Brief: Show all lines that include the string "right"; copy each one.

════════════════

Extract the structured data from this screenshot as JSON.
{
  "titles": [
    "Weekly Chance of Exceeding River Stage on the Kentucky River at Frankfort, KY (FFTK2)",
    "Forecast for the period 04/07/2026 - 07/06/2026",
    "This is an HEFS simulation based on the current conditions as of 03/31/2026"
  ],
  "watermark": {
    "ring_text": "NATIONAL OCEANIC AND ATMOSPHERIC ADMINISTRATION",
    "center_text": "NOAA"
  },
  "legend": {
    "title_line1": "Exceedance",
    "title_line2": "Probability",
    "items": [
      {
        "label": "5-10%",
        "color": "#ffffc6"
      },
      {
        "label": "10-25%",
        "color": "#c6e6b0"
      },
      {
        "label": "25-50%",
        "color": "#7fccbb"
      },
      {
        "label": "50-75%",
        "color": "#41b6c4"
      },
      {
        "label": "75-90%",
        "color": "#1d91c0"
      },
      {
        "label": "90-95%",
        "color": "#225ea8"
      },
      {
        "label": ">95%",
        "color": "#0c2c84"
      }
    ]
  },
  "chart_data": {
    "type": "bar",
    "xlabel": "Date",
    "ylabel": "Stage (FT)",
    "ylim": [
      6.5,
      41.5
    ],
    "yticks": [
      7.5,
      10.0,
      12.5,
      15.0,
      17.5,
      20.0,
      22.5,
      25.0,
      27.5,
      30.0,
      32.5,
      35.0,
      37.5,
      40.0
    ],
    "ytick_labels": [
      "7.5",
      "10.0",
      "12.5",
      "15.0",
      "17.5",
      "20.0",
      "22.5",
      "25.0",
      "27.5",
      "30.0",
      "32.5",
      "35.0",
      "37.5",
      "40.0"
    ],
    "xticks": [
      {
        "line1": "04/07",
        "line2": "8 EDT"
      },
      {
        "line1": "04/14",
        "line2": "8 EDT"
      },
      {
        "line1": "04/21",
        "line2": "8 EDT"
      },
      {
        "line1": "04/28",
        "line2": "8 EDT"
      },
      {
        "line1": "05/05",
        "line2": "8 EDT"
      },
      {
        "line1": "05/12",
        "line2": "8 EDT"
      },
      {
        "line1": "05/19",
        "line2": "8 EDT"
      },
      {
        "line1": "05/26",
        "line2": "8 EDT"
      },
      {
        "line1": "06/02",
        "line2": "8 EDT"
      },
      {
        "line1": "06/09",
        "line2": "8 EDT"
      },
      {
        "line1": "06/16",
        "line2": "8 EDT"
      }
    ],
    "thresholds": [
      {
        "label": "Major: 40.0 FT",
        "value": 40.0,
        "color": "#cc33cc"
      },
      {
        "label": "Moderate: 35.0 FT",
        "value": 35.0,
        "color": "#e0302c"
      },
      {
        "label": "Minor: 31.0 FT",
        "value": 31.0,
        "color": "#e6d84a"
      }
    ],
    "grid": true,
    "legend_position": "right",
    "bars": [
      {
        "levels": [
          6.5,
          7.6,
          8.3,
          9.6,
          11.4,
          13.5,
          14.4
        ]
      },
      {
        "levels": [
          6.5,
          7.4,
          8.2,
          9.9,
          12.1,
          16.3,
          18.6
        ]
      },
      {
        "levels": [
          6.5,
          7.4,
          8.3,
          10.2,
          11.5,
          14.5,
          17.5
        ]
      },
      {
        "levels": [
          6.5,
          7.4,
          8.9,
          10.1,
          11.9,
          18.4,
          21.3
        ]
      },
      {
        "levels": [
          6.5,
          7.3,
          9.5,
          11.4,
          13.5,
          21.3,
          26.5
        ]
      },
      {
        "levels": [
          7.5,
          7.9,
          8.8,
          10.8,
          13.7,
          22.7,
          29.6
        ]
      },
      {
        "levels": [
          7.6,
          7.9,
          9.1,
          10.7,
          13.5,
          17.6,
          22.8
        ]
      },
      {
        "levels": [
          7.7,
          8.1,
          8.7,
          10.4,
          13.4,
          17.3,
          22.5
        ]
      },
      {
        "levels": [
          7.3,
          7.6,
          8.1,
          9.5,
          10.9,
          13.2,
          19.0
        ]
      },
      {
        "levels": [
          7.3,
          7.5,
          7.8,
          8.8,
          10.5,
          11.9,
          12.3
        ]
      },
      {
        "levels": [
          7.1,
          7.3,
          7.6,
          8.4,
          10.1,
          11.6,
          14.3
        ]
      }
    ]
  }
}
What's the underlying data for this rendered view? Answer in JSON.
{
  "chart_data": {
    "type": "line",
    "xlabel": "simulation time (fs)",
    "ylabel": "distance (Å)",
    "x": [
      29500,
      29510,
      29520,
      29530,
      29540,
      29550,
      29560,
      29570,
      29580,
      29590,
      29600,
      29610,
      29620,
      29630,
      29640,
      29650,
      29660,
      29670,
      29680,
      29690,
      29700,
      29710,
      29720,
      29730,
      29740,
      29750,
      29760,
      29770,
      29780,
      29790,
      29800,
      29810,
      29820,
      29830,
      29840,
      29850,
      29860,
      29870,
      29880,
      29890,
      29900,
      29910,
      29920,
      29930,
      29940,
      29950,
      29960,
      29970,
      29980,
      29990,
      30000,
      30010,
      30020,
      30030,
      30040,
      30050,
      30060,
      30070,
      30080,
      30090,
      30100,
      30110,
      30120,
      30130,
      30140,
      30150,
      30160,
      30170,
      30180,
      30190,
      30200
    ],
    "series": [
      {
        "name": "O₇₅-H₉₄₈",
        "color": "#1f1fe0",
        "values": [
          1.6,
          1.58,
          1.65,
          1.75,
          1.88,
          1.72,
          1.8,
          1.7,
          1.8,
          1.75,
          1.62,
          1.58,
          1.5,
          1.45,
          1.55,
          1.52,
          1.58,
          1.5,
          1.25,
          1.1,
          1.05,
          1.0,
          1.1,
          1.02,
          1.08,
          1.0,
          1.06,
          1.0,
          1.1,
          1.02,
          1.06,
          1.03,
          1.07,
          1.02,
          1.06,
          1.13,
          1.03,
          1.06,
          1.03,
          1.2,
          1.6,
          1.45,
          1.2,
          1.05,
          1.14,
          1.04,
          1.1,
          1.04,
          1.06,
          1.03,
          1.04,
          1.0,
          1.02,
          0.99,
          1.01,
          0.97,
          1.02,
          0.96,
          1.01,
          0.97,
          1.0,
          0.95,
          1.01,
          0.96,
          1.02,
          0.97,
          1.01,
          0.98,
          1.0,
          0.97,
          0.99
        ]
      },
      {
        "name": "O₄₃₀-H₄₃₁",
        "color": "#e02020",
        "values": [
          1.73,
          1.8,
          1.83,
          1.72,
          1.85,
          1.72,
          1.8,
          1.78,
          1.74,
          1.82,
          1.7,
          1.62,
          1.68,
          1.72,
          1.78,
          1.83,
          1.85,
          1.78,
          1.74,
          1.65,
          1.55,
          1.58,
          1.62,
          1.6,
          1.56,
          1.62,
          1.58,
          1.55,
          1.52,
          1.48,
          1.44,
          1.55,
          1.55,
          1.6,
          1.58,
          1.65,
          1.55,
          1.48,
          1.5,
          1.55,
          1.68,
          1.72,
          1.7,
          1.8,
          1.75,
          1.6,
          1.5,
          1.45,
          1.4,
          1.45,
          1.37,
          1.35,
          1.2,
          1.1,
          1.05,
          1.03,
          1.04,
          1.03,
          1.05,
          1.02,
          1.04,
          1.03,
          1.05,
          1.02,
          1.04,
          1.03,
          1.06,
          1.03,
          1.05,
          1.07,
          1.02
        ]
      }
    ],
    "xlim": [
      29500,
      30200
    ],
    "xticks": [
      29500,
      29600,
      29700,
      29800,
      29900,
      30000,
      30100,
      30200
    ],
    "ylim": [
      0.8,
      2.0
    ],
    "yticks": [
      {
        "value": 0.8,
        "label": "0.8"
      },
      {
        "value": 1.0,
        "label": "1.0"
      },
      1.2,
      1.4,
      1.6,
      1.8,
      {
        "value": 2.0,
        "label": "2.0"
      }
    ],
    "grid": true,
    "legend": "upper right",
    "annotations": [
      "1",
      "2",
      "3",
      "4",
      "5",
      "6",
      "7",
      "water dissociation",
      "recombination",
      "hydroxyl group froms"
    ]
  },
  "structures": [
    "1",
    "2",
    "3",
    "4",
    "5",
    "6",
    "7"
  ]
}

════════════════

Exercise answer:
    "legend_position": "right",
    "legend": "upper right",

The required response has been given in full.